What is the number of lines in the data that hold the string "Payment"? Reply with that number only.

########################################

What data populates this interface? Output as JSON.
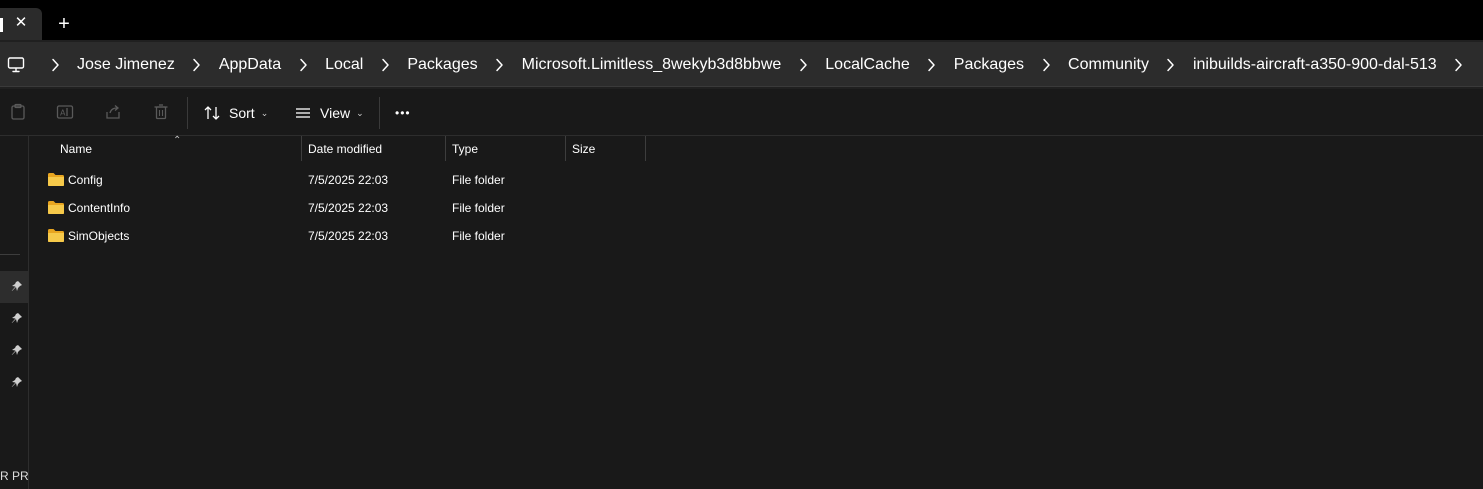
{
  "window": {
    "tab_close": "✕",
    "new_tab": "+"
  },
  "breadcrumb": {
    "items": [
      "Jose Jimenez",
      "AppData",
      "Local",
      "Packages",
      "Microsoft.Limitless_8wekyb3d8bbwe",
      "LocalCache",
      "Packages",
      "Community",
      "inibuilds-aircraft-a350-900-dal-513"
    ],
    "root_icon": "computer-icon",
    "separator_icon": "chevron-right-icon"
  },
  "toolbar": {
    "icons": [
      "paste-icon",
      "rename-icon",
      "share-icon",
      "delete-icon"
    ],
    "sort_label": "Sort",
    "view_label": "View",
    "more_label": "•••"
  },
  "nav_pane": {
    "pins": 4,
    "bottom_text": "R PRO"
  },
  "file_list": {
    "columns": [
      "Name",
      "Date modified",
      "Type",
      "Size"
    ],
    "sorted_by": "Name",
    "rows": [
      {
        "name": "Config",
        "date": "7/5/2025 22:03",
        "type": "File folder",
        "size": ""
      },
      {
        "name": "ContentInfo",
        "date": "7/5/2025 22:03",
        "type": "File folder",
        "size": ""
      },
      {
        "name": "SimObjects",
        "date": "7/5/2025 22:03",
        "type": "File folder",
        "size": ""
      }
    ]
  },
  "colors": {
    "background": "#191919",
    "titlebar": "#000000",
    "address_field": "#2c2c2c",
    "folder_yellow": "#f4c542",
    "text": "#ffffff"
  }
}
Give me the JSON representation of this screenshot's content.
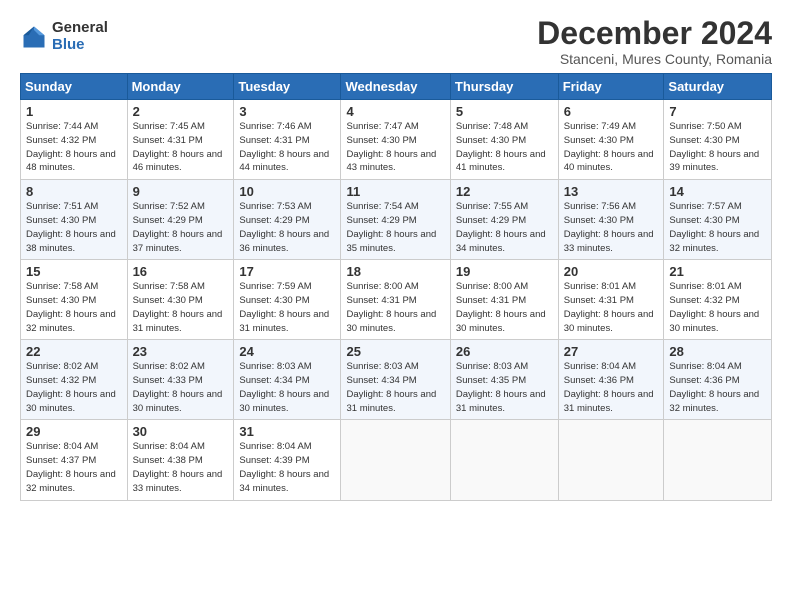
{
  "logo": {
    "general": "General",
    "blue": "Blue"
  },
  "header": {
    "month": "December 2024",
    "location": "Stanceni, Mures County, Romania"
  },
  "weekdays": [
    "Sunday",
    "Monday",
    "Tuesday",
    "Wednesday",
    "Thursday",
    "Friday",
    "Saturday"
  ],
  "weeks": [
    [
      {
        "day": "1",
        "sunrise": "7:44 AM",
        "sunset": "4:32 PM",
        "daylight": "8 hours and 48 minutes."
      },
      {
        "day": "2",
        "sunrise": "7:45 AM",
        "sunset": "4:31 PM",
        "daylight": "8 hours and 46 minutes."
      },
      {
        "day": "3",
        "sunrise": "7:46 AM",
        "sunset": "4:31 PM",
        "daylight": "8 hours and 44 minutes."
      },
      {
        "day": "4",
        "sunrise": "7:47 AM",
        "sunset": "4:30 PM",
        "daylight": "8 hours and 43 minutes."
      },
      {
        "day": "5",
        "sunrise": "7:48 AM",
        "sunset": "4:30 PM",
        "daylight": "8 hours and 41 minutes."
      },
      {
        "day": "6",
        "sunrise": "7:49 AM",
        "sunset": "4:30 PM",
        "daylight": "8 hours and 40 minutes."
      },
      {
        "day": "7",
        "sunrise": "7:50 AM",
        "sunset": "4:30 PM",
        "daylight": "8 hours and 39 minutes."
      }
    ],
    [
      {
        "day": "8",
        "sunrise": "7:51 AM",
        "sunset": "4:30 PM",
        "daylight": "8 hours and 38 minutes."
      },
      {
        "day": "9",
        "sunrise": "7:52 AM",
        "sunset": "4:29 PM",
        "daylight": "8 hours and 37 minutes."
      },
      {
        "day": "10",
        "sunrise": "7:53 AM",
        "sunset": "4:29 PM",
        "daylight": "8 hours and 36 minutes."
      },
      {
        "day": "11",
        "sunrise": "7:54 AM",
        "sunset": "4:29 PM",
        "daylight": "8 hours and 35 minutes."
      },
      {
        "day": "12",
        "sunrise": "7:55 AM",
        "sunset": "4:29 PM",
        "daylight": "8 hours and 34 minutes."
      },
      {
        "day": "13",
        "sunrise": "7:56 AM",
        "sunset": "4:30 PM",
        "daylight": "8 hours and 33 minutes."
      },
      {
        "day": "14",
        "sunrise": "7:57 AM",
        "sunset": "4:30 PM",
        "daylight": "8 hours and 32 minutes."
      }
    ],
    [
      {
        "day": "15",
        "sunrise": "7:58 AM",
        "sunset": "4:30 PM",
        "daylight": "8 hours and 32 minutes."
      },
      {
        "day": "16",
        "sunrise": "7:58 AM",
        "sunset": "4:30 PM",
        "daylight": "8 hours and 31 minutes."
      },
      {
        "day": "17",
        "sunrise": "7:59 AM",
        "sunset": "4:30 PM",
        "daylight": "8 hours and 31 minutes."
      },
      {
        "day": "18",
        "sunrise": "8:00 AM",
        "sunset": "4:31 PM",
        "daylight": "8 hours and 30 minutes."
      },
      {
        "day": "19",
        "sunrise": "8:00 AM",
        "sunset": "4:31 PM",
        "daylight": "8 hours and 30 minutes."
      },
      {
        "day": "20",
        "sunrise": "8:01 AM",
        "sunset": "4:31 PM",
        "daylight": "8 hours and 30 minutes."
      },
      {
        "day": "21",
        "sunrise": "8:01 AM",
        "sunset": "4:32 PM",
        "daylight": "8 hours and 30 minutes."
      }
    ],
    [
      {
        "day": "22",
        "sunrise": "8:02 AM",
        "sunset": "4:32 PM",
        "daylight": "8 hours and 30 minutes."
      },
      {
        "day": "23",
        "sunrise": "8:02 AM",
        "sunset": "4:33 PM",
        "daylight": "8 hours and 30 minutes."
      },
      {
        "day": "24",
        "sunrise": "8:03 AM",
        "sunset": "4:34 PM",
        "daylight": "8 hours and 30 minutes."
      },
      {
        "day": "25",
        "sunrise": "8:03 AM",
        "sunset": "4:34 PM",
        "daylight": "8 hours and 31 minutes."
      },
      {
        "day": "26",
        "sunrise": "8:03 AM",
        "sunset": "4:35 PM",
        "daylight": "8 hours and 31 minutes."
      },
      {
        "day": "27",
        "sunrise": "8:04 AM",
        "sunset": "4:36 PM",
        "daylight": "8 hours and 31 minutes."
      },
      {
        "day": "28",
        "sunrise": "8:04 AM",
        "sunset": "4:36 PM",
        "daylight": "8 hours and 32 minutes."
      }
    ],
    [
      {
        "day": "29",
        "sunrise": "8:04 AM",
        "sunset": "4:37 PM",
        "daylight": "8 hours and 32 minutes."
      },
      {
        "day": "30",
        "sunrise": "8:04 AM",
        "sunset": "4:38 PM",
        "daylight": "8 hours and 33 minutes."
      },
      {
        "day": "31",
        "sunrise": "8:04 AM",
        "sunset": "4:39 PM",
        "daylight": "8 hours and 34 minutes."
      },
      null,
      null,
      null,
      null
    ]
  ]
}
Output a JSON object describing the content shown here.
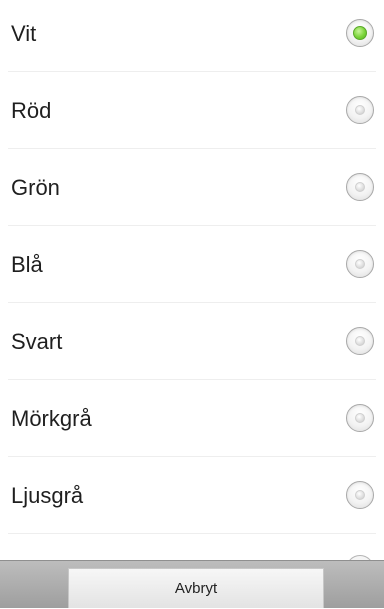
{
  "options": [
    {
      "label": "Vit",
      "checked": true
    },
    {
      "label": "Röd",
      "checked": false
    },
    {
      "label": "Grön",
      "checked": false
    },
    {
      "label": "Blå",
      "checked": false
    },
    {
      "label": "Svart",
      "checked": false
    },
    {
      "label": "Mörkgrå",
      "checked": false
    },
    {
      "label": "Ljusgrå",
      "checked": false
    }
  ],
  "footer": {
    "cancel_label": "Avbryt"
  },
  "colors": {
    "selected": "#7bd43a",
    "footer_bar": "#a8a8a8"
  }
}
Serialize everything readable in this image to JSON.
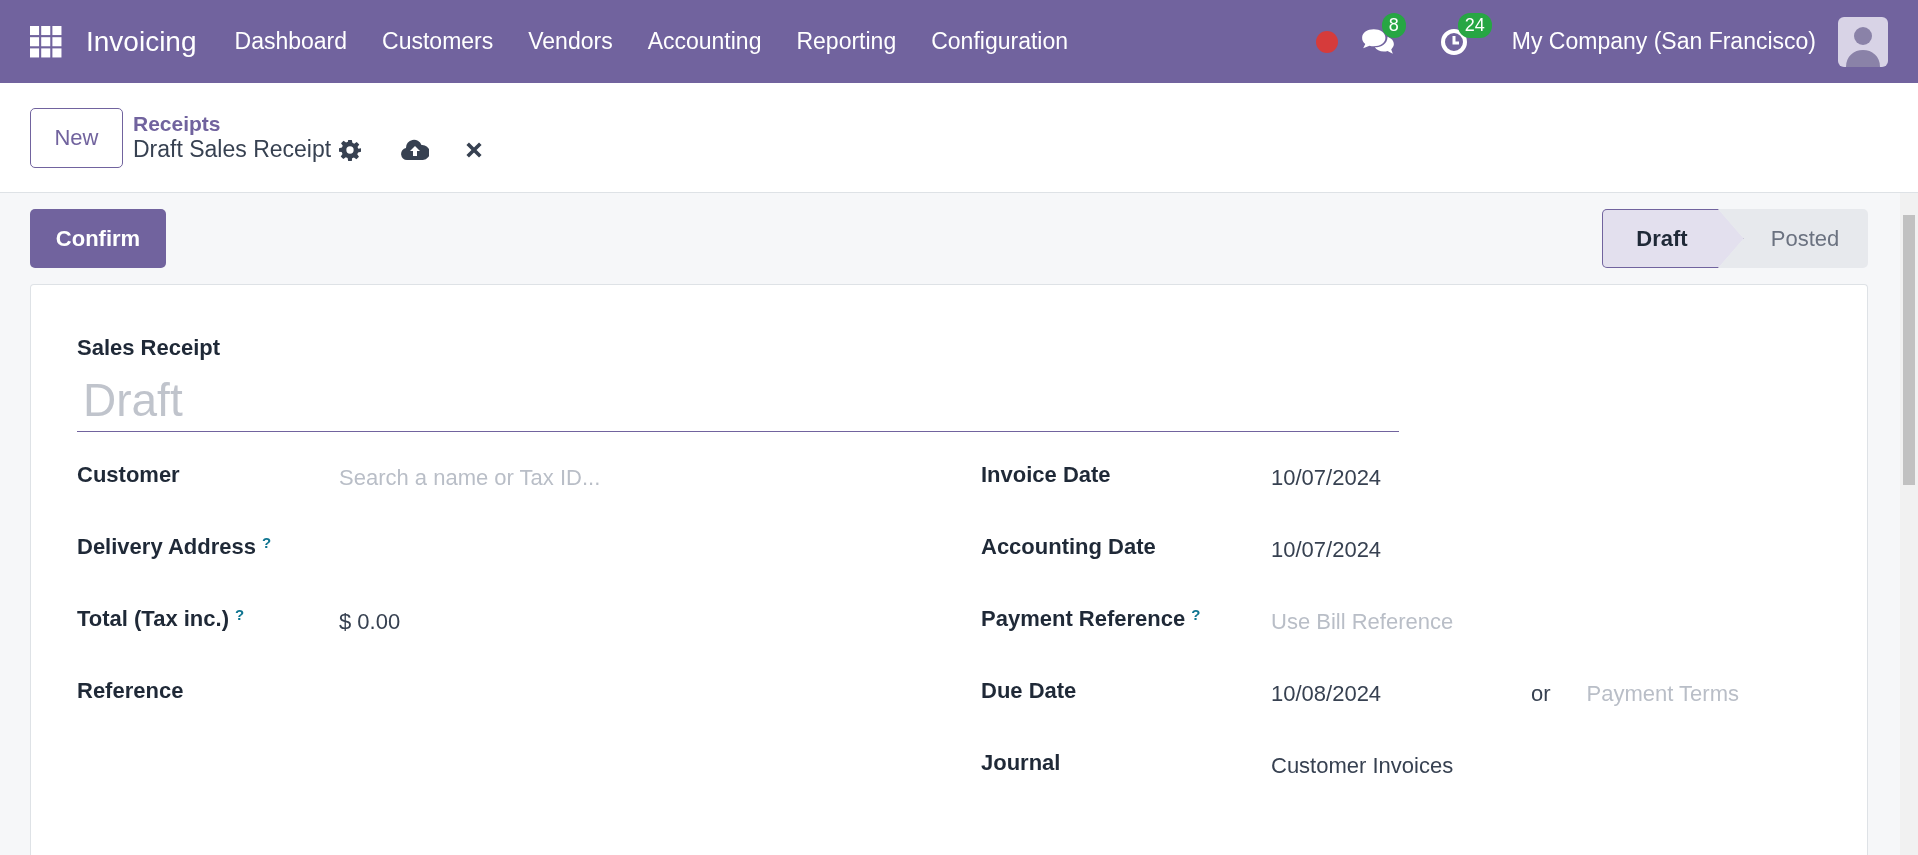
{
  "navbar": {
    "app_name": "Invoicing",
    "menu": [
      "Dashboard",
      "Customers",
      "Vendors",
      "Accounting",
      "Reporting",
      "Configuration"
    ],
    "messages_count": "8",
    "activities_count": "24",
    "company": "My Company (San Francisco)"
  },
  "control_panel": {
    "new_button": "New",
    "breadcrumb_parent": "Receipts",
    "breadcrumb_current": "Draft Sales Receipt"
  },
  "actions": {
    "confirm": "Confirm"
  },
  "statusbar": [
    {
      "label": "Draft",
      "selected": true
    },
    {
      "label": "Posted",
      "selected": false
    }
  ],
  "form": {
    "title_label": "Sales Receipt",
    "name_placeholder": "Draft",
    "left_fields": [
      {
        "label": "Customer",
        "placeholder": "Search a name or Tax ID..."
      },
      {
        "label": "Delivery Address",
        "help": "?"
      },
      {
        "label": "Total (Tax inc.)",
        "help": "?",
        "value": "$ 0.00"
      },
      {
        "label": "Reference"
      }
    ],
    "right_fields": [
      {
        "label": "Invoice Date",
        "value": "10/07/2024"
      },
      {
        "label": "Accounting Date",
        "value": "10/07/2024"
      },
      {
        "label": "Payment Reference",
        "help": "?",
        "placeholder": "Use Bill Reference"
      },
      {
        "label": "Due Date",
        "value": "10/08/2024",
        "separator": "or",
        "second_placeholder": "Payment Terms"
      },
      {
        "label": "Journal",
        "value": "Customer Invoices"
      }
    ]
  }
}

########################################

• _RESPONSE TO THIS TASK_: 2